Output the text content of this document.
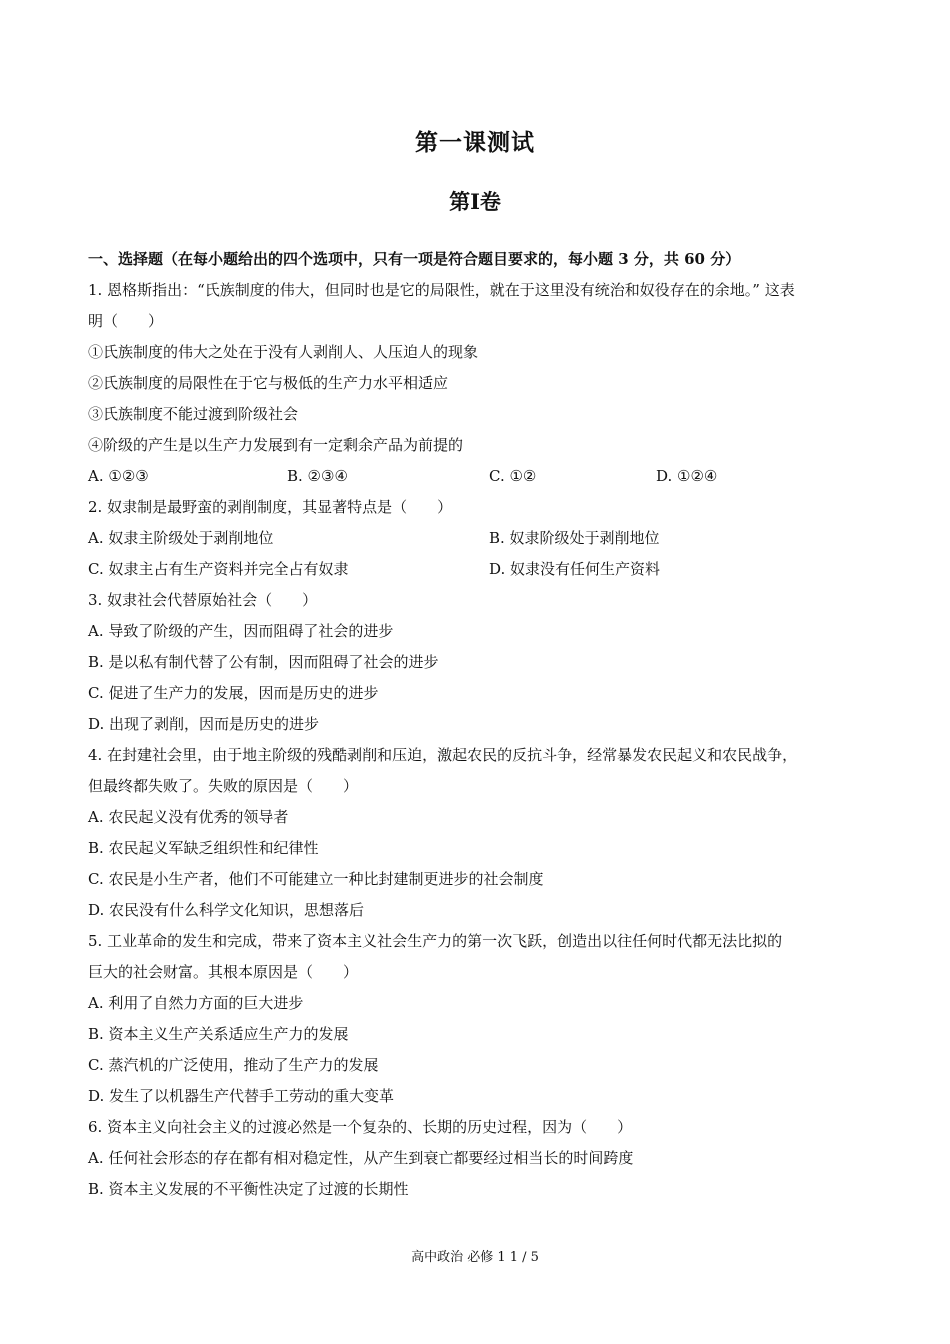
第一课测试
第Ⅰ卷
一、选择题（在每小题给出的四个选项中，只有一项是符合题目要求的，每小题 3 分，共 60 分）
1. 恩格斯指出：“氏族制度的伟大，但同时也是它的局限性，就在于这里没有统治和奴役存在的余地。” 这表
明（　　）
①氏族制度的伟大之处在于没有人剥削人、人压迫人的现象
②氏族制度的局限性在于它与极低的生产力水平相适应
③氏族制度不能过渡到阶级社会
④阶级的产生是以生产力发展到有一定剩余产品为前提的
A. ①②③	B. ②③④	C. ①②	D. ①②④
2. 奴隶制是最野蛮的剥削制度，其显著特点是（　　）
A. 奴隶主阶级处于剥削地位	B. 奴隶阶级处于剥削地位
C. 奴隶主占有生产资料并完全占有奴隶	D. 奴隶没有任何生产资料
3. 奴隶社会代替原始社会（　　）
A. 导致了阶级的产生，因而阻碍了社会的进步
B. 是以私有制代替了公有制，因而阻碍了社会的进步
C. 促进了生产力的发展，因而是历史的进步
D. 出现了剥削，因而是历史的进步
4. 在封建社会里，由于地主阶级的残酷剥削和压迫，激起农民的反抗斗争，经常暴发农民起义和农民战争，
但最终都失败了。失败的原因是（　　）
A. 农民起义没有优秀的领导者
B. 农民起义军缺乏组织性和纪律性
C. 农民是小生产者，他们不可能建立一种比封建制更进步的社会制度
D. 农民没有什么科学文化知识，思想落后
5. 工业革命的发生和完成，带来了资本主义社会生产力的第一次飞跃，创造出以往任何时代都无法比拟的
巨大的社会财富。其根本原因是（　　）
A. 利用了自然力方面的巨大进步
B. 资本主义生产关系适应生产力的发展
C. 蒸汽机的广泛使用，推动了生产力的发展
D. 发生了以机器生产代替手工劳动的重大变革
6. 资本主义向社会主义的过渡必然是一个复杂的、长期的历史过程，因为（　　）
A. 任何社会形态的存在都有相对稳定性，从产生到衰亡都要经过相当长的时间跨度
B. 资本主义发展的不平衡性决定了过渡的长期性
高中政治 必修 1 1 / 5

◇ ◇ ◇

Requirement:
Which lines in the data above contain "因而阻碍了社会的进步"? Show each one.

Problem solution:
A. 导致了阶级的产生，因而阻碍了社会的进步
B. 是以私有制代替了公有制，因而阻碍了社会的进步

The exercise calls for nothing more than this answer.